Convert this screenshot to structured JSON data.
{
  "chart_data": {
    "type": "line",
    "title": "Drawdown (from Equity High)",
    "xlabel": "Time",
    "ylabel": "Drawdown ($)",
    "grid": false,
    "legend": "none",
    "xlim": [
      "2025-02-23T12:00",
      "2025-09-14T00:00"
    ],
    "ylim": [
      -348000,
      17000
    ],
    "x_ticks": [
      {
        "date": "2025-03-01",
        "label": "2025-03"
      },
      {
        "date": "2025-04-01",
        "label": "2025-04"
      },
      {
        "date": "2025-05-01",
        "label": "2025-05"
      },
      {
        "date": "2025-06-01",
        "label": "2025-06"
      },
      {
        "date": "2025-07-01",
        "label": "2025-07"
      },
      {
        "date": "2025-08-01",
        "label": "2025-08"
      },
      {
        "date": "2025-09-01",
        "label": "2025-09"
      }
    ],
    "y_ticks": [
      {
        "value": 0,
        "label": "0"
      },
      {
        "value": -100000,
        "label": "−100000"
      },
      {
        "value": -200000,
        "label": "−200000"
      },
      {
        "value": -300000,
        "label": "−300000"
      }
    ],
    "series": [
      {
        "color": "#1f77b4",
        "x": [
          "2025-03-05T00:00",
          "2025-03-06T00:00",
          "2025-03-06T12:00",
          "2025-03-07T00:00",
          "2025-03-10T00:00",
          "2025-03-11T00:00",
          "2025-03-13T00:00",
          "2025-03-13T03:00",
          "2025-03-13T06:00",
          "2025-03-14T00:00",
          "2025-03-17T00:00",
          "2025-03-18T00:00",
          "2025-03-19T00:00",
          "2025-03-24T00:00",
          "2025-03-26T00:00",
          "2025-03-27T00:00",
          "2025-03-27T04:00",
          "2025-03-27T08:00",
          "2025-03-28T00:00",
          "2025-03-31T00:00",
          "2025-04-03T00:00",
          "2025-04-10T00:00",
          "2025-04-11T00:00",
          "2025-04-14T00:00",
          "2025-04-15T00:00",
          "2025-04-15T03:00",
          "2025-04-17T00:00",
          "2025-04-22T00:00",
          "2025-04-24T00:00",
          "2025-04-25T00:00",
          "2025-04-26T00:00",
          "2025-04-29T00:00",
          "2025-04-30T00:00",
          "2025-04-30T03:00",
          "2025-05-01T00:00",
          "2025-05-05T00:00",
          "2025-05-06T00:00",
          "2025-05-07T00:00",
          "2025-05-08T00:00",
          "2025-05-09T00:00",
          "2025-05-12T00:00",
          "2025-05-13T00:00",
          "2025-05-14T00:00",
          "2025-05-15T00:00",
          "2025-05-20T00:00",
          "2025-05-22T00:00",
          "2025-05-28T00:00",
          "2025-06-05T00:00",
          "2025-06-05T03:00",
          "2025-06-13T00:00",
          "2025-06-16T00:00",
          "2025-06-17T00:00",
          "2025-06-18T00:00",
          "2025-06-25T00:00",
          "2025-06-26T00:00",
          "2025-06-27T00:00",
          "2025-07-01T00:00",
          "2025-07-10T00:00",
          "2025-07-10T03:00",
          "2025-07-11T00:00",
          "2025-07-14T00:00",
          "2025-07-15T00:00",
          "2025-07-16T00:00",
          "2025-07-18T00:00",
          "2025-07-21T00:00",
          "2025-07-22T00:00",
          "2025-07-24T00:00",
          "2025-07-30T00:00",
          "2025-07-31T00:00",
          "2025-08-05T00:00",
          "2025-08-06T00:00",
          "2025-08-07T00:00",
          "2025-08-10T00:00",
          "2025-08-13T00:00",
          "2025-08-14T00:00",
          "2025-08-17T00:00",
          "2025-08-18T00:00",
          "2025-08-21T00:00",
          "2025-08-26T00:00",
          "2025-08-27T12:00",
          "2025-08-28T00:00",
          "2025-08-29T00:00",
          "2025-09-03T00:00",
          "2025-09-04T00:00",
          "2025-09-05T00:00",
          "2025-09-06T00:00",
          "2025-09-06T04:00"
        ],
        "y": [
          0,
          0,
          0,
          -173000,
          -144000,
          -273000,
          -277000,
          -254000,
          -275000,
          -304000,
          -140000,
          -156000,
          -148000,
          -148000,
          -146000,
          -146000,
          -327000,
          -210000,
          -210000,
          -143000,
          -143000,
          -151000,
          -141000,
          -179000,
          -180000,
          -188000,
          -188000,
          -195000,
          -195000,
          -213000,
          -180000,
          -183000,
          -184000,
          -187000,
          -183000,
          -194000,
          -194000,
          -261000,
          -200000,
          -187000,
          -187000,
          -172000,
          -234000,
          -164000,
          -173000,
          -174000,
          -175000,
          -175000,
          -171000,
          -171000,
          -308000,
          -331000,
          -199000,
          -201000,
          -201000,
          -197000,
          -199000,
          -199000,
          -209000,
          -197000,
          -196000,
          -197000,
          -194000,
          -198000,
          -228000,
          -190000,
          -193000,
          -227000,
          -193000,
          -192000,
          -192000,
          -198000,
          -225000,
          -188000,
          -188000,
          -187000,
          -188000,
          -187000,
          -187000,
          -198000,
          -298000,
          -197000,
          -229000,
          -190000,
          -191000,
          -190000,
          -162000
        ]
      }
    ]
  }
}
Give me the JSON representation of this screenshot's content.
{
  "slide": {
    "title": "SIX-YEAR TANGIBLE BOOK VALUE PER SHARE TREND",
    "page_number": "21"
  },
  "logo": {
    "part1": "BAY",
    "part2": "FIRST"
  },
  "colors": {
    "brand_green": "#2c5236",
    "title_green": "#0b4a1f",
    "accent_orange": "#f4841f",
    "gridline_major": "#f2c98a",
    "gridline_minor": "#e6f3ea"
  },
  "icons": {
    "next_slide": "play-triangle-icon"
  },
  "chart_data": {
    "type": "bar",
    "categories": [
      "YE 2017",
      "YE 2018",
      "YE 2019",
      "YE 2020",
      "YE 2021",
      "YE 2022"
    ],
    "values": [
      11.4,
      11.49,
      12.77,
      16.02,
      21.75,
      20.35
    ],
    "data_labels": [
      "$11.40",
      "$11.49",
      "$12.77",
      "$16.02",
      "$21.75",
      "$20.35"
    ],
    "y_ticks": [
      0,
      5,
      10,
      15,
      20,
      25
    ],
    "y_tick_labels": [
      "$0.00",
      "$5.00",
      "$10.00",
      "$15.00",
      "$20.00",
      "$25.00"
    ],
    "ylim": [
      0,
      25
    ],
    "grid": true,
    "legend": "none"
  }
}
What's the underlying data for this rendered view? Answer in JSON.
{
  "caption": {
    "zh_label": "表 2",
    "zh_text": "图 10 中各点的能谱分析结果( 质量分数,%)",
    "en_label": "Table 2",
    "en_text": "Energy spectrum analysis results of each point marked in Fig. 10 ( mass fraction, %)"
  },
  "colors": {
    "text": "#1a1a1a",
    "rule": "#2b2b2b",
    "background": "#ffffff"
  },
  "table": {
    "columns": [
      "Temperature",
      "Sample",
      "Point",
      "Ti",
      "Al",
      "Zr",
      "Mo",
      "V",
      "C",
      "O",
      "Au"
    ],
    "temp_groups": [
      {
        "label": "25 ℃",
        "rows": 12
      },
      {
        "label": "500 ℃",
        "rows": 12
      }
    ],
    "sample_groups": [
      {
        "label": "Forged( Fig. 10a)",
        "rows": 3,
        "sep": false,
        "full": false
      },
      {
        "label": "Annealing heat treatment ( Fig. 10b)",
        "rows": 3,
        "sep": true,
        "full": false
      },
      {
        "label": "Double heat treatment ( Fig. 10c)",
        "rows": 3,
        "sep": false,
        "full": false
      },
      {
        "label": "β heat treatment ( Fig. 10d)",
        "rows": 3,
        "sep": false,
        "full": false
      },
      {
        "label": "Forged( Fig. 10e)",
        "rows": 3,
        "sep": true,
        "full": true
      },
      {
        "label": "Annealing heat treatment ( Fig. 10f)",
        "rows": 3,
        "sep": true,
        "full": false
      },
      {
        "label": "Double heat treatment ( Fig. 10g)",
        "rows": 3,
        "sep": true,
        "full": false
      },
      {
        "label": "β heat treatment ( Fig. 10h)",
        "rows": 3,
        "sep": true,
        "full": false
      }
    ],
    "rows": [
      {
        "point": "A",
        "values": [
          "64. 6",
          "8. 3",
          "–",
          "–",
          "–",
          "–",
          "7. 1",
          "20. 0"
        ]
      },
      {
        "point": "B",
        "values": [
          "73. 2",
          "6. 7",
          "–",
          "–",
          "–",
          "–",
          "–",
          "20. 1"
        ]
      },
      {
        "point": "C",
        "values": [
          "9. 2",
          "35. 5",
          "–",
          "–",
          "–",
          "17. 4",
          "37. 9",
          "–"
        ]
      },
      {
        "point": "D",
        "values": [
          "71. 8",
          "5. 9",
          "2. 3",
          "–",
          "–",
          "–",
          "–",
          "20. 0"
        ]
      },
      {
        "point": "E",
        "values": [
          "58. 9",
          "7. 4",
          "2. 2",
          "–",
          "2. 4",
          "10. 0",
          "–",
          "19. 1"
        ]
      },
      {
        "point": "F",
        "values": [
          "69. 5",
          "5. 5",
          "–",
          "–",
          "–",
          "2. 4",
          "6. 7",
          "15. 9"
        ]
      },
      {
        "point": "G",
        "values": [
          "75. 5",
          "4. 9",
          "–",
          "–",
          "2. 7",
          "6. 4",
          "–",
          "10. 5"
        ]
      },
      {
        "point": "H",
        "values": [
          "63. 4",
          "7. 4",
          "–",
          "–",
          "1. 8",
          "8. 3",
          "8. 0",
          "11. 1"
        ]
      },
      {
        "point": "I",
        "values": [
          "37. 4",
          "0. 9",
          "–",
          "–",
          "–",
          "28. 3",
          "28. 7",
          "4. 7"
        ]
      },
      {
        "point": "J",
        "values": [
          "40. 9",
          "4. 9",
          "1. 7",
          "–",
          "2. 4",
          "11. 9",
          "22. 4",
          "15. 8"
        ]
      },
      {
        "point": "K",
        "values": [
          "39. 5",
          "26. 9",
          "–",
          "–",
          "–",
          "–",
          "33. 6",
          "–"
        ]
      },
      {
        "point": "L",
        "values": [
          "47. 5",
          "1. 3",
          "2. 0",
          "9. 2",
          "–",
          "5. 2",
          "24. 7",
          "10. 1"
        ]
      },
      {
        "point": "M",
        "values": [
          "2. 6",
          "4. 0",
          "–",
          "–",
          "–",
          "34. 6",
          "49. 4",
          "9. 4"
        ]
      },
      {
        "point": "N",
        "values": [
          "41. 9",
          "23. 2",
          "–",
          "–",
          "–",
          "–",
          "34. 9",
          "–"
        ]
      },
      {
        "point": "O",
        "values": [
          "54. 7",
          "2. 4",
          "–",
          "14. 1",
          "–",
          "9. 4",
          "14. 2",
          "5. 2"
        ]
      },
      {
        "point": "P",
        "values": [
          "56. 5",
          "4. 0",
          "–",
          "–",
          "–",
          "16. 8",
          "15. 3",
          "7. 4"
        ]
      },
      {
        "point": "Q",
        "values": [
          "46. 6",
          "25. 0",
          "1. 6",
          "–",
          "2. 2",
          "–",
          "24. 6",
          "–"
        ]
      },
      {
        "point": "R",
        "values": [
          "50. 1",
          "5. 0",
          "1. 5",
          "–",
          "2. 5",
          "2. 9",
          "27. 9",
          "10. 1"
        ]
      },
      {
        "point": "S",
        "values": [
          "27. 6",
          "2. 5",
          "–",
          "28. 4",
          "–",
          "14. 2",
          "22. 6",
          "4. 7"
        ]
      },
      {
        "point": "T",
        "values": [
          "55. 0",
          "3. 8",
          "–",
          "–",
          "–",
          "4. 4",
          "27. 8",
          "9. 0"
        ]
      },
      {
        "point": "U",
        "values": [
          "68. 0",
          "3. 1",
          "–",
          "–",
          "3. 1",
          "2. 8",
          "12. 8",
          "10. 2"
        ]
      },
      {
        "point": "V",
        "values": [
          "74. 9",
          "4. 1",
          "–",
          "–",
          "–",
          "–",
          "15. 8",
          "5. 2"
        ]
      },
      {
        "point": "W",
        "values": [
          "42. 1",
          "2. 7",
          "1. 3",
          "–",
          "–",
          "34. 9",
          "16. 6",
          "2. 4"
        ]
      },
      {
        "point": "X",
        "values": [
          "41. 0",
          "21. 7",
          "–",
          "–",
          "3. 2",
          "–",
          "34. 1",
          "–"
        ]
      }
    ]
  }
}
----------------------------------------
Objective - From the listing above, copy every line that holds the string "date".

Answer to this task -
        "date": "2025-03-01",
        "date": "2025-04-01",
        "date": "2025-05-01",
        "date": "2025-06-01",
        "date": "2025-07-01",
        "date": "2025-08-01",
        "date": "2025-09-01",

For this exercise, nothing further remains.